Quote the records below in full, exactly as given, with the images taken out.
----- Available records -----
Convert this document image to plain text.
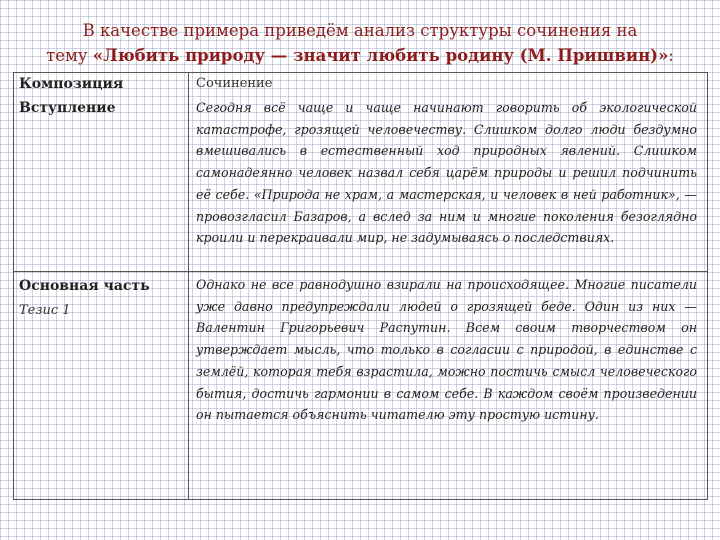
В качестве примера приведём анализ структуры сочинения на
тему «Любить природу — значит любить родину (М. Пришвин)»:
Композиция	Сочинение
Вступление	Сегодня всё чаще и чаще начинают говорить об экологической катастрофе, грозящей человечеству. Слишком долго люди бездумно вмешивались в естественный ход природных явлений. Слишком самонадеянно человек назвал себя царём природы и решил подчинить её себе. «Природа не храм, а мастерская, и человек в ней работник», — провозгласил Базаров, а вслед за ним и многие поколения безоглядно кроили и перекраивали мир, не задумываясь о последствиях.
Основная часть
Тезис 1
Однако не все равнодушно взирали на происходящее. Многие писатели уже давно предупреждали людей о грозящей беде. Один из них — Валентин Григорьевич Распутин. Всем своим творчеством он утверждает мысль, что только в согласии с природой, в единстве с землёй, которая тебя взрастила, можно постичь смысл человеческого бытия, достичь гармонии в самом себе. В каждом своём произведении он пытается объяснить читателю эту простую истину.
-----
*The output*
Convert this document image to plain text.
В качестве примера приведём анализ структуры сочинения на
тему «Любить природу — значит любить родину (М. Пришвин)»:
Композиция	Сочинение
Вступление	Сегодня всё чаще и чаще начинают говорить об экологической катастрофе, грозящей человечеству. Слишком долго люди бездумно вмешивались в естественный ход природных явлений. Слишком самонадеянно человек назвал себя царём природы и решил подчинить её себе. «Природа не храм, а мастерская, и человек в ней работник», — провозгласил Базаров, а вслед за ним и многие поколения безоглядно кроили и перекраивали мир, не задумываясь о последствиях.
Основная часть
Тезис 1
Однако не все равнодушно взирали на происходящее. Многие писатели уже давно предупреждали людей о грозящей беде. Один из них — Валентин Григорьевич Распутин. Всем своим творчеством он утверждает мысль, что только в согласии с природой, в единстве с землёй, которая тебя взрастила, можно постичь смысл человеческого бытия, достичь гармонии в самом себе. В каждом своём произведении он пытается объяснить читателю эту простую истину.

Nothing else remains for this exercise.